Figure record listings:

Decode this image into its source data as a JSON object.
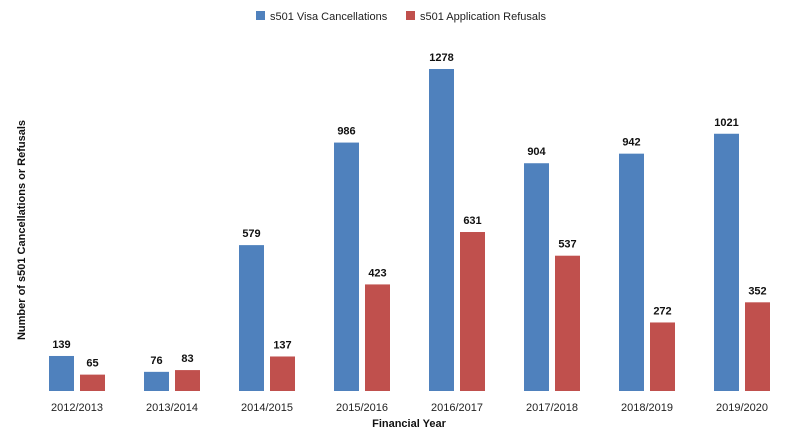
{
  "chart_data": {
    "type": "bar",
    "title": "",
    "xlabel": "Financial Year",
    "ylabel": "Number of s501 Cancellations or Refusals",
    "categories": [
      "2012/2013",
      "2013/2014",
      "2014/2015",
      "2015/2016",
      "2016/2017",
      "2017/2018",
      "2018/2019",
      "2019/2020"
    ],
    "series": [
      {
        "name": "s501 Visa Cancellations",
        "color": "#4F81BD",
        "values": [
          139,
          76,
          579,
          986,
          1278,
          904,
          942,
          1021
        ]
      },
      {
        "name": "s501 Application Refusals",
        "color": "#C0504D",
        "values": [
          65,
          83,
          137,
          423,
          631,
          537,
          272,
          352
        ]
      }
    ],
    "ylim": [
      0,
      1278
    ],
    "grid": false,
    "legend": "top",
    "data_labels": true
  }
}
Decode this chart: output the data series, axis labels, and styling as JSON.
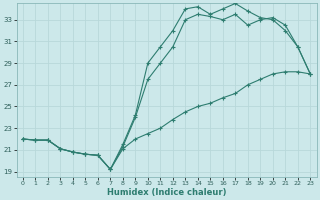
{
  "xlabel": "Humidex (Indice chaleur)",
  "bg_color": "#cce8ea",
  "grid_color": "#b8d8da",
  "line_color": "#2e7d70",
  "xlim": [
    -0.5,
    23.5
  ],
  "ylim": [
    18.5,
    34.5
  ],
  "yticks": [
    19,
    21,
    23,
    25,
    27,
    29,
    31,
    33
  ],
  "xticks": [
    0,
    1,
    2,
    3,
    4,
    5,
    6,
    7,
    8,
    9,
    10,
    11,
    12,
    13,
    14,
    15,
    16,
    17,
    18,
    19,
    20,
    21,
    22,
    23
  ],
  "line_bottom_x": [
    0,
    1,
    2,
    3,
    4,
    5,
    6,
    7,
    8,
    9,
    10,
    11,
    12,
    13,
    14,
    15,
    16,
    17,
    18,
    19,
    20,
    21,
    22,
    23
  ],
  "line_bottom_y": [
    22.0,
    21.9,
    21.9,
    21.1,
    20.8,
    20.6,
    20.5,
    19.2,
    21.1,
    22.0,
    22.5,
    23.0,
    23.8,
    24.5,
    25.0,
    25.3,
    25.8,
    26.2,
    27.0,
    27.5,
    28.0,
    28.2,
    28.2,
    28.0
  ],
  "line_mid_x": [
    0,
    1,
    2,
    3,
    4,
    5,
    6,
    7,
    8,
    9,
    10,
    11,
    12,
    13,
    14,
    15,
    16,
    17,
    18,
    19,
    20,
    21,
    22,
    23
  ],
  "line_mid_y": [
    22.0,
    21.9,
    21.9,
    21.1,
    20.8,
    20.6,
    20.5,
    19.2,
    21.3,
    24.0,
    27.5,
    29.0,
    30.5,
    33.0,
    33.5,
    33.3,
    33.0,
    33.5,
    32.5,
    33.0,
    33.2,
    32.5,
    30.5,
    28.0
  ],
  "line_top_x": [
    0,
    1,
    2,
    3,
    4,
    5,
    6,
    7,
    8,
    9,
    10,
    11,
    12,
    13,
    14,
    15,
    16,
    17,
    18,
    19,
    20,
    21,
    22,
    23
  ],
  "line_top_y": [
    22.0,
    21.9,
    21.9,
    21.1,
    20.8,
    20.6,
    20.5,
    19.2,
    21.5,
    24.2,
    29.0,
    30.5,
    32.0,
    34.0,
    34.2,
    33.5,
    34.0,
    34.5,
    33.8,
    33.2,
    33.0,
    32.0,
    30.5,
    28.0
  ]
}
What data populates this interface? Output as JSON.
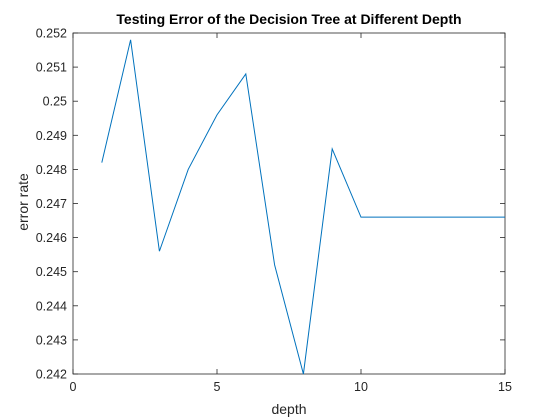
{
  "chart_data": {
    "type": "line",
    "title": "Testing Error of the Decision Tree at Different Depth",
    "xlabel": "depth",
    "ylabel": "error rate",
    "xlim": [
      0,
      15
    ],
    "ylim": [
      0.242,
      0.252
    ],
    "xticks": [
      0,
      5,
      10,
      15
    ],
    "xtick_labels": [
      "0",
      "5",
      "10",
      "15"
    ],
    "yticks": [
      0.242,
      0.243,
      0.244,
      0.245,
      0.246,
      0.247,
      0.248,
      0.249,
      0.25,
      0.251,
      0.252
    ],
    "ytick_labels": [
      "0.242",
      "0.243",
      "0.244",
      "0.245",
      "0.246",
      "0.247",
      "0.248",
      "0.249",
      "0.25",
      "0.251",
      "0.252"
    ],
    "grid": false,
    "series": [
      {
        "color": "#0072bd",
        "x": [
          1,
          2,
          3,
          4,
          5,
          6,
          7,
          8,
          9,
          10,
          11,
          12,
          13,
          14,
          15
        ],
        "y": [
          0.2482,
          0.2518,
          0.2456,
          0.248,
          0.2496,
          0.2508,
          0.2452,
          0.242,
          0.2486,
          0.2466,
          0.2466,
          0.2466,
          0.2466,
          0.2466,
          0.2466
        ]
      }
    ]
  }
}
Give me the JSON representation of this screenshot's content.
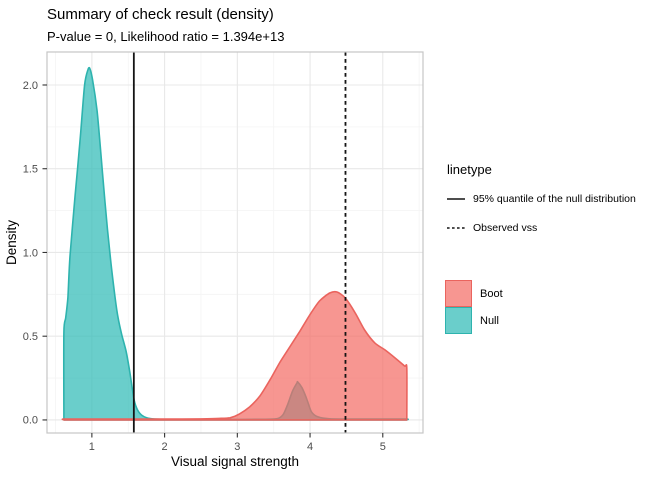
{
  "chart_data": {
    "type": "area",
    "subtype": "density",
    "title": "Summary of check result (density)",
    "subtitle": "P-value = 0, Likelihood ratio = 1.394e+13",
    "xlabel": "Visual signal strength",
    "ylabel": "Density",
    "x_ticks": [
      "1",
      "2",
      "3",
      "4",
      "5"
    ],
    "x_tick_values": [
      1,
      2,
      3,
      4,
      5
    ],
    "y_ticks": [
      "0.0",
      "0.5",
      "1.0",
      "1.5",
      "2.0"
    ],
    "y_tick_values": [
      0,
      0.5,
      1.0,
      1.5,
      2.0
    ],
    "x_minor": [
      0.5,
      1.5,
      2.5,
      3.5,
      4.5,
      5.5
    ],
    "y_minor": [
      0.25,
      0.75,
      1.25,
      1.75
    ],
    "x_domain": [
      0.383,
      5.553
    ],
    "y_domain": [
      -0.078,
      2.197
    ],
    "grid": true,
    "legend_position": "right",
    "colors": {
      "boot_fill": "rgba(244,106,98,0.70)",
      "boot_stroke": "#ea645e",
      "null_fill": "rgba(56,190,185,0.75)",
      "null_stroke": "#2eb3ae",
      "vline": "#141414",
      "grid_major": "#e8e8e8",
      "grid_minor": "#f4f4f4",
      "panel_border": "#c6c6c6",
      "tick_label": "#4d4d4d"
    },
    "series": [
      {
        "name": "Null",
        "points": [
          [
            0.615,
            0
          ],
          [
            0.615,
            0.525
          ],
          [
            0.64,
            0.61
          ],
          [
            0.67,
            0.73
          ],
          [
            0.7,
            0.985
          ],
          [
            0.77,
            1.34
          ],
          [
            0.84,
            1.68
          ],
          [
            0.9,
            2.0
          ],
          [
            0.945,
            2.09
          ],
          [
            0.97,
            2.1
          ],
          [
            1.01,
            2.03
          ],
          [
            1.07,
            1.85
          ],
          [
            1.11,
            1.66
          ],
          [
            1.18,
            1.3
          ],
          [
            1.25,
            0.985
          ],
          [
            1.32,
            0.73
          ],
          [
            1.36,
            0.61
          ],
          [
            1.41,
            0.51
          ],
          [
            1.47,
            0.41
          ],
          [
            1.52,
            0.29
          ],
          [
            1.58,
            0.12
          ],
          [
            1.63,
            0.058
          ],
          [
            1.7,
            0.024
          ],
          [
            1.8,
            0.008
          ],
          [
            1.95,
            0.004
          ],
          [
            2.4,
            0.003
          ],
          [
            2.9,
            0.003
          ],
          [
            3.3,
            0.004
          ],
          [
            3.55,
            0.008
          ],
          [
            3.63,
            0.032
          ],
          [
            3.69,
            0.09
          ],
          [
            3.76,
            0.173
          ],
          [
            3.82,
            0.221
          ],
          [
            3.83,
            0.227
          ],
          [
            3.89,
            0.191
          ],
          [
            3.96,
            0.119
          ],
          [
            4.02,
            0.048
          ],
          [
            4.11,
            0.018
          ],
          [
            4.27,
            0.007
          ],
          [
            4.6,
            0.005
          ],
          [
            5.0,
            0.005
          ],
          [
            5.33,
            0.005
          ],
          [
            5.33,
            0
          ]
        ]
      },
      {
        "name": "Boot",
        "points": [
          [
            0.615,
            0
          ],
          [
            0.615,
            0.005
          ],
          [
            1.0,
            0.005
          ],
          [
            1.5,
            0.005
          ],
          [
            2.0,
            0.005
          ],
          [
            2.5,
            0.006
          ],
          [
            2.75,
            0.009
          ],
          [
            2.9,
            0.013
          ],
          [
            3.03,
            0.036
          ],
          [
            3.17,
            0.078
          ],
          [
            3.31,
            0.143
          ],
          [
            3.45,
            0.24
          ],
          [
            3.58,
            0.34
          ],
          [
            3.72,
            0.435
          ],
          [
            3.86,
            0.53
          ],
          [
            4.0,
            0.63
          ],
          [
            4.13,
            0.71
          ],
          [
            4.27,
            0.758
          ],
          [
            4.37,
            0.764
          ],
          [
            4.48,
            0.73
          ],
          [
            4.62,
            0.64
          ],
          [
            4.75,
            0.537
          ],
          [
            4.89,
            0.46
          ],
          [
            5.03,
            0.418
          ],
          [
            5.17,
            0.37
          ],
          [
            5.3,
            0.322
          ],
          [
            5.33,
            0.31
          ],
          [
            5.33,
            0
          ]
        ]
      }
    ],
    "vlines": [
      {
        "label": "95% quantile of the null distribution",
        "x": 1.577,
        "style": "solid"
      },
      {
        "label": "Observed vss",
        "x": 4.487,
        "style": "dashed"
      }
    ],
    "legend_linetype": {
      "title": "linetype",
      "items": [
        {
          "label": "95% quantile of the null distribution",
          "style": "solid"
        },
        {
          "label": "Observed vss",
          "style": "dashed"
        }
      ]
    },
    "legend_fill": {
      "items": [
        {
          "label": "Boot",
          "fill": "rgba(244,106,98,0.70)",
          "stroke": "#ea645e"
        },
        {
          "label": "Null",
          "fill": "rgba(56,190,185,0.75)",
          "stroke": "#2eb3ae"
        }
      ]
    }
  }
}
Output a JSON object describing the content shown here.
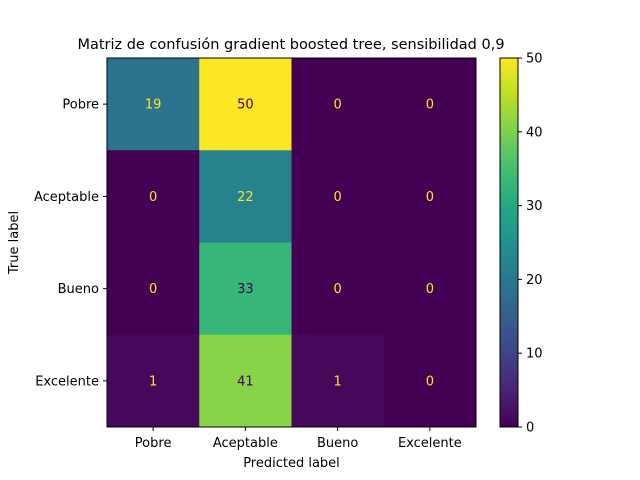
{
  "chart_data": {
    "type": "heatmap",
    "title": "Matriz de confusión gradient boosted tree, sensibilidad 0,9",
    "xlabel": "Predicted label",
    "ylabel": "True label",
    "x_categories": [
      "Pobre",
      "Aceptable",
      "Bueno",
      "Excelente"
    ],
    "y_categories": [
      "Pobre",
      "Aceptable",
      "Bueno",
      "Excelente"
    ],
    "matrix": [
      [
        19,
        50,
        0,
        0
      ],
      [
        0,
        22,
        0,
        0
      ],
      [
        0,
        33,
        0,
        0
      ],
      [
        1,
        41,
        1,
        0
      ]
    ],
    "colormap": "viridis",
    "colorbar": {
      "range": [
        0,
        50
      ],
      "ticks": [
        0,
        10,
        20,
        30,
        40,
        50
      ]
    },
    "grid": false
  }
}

== Written instruction ==
Filter the entries and copy out every line with the word "distribution".

== Right answer ==
        "label": "95% quantile of the null distribution",
          "label": "95% quantile of the null distribution",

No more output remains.